--- START ---

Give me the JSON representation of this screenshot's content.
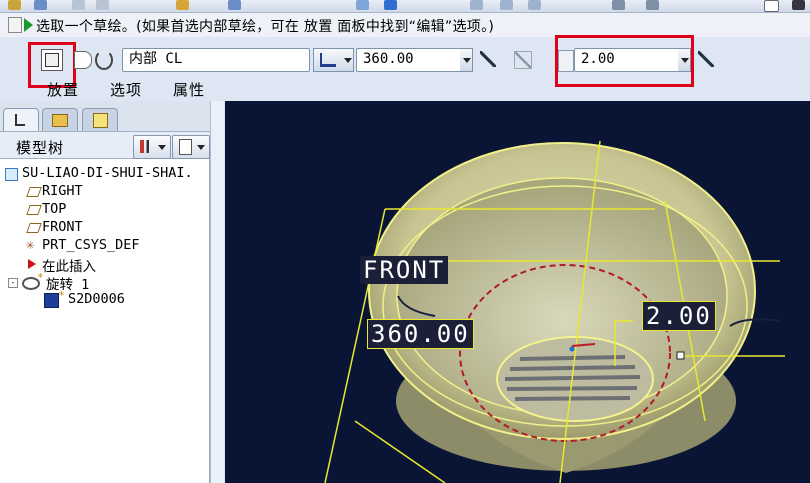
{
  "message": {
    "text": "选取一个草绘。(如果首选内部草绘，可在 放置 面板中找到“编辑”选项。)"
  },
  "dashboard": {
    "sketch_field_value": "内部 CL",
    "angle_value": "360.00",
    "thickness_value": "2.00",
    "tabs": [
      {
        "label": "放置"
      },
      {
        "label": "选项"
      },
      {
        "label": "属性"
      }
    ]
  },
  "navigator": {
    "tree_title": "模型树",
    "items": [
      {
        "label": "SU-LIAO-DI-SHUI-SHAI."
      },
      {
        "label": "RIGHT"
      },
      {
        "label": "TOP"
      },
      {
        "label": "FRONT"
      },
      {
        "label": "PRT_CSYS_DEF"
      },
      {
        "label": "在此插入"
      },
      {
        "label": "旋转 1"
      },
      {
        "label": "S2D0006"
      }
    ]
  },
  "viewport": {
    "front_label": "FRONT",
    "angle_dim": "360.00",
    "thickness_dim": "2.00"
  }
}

--- END ---
--- START ---

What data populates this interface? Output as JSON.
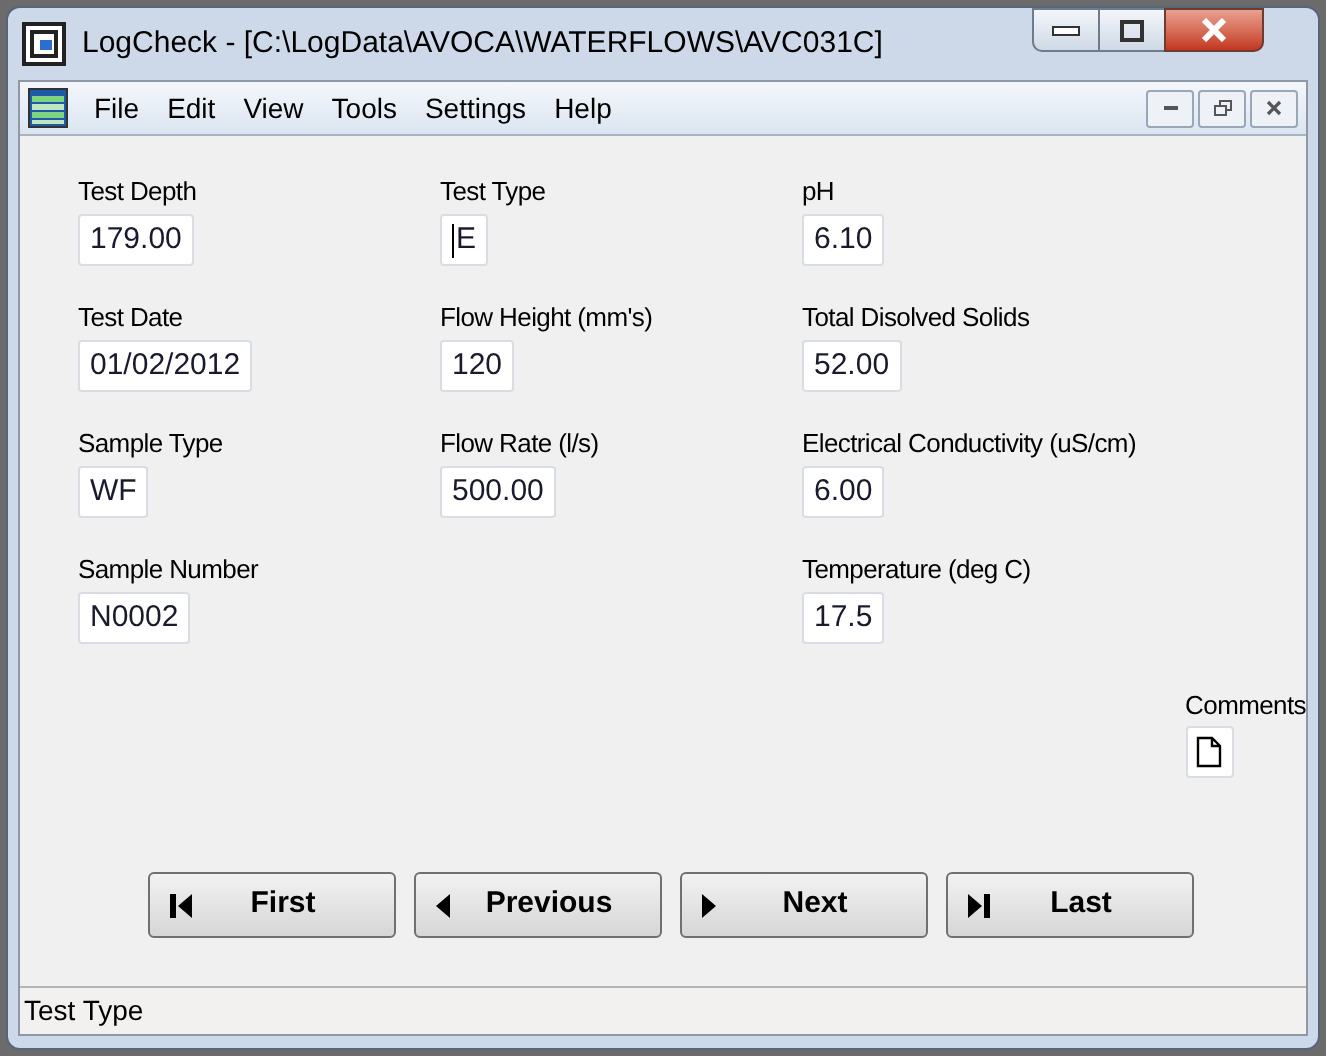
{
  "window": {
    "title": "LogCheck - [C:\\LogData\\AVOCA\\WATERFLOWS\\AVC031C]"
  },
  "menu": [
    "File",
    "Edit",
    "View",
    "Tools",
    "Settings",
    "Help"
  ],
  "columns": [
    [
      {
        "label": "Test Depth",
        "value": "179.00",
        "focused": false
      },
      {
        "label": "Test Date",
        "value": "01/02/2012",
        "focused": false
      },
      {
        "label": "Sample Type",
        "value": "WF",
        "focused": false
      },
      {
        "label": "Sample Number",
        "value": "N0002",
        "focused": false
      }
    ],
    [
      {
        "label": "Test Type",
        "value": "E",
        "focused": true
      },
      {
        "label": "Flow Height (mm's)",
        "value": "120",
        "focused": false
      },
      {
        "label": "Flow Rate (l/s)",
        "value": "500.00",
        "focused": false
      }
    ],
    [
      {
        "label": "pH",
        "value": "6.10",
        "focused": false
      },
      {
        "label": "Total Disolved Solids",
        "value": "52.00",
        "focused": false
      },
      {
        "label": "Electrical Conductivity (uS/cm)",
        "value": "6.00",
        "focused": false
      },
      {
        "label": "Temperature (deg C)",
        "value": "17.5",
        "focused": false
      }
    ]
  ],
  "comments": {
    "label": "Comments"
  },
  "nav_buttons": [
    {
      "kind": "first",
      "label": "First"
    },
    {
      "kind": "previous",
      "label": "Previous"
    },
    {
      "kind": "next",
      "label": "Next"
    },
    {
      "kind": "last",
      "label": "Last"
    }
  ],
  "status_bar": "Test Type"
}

--- END ---

Short task> Pick out the lines above that hold the string "Test" and show them.

Full output>
        "label": "Test Depth",
        "label": "Test Date",
        "label": "Test Type",
  "status_bar": "Test Type"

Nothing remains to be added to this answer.